-- TO BE DONE --
Go through the entries and say how many lines contain the string "weather". The number is the whole answer.

----

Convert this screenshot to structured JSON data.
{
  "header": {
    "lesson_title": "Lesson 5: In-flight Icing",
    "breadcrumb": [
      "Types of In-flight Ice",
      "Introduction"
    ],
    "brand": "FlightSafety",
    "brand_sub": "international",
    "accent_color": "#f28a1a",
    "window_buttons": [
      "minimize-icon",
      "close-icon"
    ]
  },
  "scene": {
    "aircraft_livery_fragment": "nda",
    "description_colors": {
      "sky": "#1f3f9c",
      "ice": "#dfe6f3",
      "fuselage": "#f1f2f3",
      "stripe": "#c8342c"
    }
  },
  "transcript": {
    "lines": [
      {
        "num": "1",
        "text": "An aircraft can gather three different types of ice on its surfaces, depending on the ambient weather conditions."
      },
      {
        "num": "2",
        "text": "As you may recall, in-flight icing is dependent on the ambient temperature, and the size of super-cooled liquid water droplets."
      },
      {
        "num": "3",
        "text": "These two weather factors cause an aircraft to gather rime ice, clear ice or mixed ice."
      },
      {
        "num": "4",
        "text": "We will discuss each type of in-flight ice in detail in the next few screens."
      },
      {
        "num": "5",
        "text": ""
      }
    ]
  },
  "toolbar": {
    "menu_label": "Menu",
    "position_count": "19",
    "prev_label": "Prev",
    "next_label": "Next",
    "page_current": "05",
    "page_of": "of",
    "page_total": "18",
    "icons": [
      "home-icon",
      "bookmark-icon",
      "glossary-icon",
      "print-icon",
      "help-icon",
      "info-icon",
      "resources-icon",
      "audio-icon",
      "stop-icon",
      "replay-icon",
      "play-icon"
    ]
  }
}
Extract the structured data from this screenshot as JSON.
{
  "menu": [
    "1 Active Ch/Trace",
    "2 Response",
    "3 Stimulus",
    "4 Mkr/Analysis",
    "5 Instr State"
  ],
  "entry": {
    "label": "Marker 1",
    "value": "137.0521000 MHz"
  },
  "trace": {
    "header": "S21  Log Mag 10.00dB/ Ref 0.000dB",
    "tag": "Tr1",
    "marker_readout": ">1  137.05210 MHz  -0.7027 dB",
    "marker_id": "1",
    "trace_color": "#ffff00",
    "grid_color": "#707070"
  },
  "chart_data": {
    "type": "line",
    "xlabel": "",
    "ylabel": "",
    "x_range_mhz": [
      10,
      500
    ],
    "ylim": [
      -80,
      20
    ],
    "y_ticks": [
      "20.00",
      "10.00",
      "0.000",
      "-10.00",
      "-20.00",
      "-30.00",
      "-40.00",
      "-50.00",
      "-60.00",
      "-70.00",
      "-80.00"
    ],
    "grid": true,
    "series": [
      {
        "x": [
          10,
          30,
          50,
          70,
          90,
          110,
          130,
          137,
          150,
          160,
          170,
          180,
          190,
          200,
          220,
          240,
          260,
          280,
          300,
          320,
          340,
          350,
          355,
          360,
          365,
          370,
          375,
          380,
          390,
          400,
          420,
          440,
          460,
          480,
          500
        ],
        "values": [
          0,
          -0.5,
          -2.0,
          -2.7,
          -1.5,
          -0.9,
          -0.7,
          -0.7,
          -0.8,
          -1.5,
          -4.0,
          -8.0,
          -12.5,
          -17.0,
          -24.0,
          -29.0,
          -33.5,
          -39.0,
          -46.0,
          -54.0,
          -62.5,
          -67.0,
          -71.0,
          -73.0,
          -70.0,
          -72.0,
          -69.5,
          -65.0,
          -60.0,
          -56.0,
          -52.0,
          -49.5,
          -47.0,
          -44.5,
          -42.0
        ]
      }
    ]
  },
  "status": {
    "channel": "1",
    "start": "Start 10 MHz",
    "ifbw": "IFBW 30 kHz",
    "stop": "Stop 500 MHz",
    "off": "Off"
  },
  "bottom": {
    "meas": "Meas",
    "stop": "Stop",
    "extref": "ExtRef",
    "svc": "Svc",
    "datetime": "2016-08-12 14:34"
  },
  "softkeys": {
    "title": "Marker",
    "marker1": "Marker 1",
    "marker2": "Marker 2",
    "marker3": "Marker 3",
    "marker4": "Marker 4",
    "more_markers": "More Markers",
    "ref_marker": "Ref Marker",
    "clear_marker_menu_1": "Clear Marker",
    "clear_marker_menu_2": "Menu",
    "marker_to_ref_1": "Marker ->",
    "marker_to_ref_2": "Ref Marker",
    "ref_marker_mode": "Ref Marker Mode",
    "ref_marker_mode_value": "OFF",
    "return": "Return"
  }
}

----

-- ANSWER TO THE PROBLEM --
2